• **The exercise**
Locate all lines with the word "name". Copy them.
---------------
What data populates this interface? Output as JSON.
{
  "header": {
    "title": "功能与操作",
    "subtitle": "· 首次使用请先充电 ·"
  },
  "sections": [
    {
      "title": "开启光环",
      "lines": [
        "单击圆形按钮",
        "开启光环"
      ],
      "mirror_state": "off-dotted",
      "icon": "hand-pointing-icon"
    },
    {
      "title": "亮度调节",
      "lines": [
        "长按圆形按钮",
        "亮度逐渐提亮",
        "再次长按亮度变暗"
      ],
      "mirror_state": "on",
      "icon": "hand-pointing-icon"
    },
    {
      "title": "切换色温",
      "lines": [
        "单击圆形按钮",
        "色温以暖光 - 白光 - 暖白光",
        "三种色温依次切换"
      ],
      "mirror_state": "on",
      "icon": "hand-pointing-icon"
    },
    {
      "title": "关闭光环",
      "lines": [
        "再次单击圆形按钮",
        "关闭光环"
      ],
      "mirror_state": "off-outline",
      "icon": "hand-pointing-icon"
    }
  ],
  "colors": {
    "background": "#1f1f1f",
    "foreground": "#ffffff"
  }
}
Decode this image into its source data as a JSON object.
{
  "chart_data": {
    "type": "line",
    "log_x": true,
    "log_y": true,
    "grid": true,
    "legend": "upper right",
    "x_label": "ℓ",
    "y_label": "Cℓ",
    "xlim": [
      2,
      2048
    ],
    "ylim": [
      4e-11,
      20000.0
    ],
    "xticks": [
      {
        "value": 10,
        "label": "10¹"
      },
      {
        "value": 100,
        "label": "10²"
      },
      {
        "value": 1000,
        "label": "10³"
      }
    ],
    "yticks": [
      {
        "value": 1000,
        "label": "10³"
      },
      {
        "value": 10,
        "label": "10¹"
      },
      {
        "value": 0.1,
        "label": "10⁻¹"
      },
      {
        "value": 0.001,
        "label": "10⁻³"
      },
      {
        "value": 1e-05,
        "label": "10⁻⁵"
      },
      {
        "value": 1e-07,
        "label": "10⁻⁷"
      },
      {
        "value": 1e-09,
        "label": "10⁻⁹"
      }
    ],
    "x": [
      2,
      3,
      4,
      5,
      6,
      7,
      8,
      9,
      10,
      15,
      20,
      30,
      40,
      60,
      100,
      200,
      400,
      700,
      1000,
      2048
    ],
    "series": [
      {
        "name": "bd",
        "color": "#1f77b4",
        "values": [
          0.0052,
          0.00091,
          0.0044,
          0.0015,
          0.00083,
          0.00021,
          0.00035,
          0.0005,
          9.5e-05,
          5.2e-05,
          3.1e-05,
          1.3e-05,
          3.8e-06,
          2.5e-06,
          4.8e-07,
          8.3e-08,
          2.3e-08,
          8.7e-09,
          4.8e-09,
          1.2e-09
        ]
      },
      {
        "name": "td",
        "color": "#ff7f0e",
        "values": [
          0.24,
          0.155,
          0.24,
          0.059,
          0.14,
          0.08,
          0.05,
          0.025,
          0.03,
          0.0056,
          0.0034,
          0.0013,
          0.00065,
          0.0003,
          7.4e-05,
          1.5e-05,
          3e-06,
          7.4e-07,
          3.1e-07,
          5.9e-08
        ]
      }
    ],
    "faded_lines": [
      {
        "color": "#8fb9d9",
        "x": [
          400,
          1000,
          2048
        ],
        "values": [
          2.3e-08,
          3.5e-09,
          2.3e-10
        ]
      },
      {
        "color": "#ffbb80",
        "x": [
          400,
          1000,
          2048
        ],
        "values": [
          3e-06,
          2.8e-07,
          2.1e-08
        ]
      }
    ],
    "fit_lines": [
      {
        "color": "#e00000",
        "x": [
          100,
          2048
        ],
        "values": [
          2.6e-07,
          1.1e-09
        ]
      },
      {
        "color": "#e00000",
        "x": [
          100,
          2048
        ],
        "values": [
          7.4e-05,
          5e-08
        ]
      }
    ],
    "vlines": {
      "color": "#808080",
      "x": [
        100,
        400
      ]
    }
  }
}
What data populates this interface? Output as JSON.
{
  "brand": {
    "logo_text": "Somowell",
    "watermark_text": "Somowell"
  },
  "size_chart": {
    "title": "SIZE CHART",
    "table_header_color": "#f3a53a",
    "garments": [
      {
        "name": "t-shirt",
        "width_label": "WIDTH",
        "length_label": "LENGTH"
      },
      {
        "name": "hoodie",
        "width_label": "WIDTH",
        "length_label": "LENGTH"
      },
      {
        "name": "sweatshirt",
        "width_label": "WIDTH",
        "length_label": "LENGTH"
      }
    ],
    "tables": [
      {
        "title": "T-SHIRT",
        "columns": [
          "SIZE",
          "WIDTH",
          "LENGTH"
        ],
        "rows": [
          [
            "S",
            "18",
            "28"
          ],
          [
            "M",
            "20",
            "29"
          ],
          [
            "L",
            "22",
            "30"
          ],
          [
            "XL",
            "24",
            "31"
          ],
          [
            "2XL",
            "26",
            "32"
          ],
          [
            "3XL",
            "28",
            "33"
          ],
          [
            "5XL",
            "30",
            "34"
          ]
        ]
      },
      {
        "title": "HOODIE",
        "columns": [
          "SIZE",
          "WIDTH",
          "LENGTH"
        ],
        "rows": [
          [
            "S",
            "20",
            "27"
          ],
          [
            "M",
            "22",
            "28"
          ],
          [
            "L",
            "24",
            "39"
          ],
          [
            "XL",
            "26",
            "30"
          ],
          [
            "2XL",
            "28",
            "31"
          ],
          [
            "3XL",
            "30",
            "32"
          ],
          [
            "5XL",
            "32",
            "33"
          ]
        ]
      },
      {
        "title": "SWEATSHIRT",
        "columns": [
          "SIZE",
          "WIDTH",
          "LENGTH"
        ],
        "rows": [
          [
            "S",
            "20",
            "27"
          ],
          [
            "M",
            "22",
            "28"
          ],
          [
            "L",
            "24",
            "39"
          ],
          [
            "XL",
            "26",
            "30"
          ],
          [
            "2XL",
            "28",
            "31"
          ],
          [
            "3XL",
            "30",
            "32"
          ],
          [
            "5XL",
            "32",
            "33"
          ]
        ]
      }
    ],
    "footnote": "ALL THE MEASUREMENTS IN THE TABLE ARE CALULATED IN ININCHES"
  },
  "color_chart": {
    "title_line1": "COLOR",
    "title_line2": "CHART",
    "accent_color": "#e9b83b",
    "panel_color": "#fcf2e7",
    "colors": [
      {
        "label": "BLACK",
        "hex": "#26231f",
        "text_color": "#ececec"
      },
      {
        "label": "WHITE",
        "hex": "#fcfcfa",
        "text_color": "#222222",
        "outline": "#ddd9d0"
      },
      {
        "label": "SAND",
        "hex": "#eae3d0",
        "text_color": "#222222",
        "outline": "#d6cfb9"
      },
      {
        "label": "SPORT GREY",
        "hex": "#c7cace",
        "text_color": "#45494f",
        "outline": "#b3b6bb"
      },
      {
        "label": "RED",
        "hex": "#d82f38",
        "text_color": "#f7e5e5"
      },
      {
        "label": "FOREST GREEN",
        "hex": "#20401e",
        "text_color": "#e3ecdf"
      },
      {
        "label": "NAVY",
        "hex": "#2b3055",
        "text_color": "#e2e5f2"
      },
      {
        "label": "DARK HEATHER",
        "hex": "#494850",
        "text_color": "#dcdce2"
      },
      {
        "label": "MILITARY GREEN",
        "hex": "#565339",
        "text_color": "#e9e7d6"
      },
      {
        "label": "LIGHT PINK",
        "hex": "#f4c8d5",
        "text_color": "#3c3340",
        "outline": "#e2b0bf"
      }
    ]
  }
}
---------------
• **Task answer**
        "name": "bd",
        "name": "td",
        "name": "t-shirt",
        "name": "hoodie",
        "name": "sweatshirt",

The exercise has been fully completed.